**EXERCISE DESCRIPTION:**
Repeat all entries exactly.

**MATERIAL SHOWN:**
=====

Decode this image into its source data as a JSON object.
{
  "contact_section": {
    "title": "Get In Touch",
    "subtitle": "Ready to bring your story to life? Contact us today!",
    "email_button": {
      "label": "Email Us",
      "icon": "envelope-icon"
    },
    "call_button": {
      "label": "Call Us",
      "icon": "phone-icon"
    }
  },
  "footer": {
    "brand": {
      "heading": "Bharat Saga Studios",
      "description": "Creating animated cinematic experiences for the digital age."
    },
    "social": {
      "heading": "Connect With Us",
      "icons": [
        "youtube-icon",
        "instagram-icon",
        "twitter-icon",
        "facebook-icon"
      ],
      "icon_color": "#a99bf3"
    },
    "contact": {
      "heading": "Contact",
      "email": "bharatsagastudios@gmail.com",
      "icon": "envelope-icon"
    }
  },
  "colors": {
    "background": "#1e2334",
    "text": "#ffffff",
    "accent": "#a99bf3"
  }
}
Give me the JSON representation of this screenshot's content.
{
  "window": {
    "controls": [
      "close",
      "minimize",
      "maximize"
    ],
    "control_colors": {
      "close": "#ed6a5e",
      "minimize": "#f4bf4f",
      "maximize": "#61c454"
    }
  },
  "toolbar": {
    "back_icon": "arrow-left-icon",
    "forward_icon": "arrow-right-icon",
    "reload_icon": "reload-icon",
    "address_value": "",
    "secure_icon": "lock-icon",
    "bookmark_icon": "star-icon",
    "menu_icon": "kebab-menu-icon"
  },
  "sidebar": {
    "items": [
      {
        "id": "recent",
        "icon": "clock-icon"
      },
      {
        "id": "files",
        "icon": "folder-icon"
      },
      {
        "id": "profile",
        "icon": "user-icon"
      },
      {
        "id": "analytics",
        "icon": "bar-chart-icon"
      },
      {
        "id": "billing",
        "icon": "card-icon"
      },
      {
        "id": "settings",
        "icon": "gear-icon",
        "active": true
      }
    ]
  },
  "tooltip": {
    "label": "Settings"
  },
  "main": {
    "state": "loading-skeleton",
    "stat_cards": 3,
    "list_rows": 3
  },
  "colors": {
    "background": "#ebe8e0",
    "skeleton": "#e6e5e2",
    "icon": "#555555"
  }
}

=====

**THE REPLY:**
Decode this image into its source data as a JSON object.
{
  "contact_section": {
    "title": "Get In Touch",
    "subtitle": "Ready to bring your story to life? Contact us today!",
    "email_button": {
      "label": "Email Us",
      "icon": "envelope-icon"
    },
    "call_button": {
      "label": "Call Us",
      "icon": "phone-icon"
    }
  },
  "footer": {
    "brand": {
      "heading": "Bharat Saga Studios",
      "description": "Creating animated cinematic experiences for the digital age."
    },
    "social": {
      "heading": "Connect With Us",
      "icons": [
        "youtube-icon",
        "instagram-icon",
        "twitter-icon",
        "facebook-icon"
      ],
      "icon_color": "#a99bf3"
    },
    "contact": {
      "heading": "Contact",
      "email": "bharatsagastudios@gmail.com",
      "icon": "envelope-icon"
    }
  },
  "colors": {
    "background": "#1e2334",
    "text": "#ffffff",
    "accent": "#a99bf3"
  }
}
Give me the JSON representation of this screenshot's content.
{
  "window": {
    "controls": [
      "close",
      "minimize",
      "maximize"
    ],
    "control_colors": {
      "close": "#ed6a5e",
      "minimize": "#f4bf4f",
      "maximize": "#61c454"
    }
  },
  "toolbar": {
    "back_icon": "arrow-left-icon",
    "forward_icon": "arrow-right-icon",
    "reload_icon": "reload-icon",
    "address_value": "",
    "secure_icon": "lock-icon",
    "bookmark_icon": "star-icon",
    "menu_icon": "kebab-menu-icon"
  },
  "sidebar": {
    "items": [
      {
        "id": "recent",
        "icon": "clock-icon"
      },
      {
        "id": "files",
        "icon": "folder-icon"
      },
      {
        "id": "profile",
        "icon": "user-icon"
      },
      {
        "id": "analytics",
        "icon": "bar-chart-icon"
      },
      {
        "id": "billing",
        "icon": "card-icon"
      },
      {
        "id": "settings",
        "icon": "gear-icon",
        "active": true
      }
    ]
  },
  "tooltip": {
    "label": "Settings"
  },
  "main": {
    "state": "loading-skeleton",
    "stat_cards": 3,
    "list_rows": 3
  },
  "colors": {
    "background": "#ebe8e0",
    "skeleton": "#e6e5e2",
    "icon": "#555555"
  }
}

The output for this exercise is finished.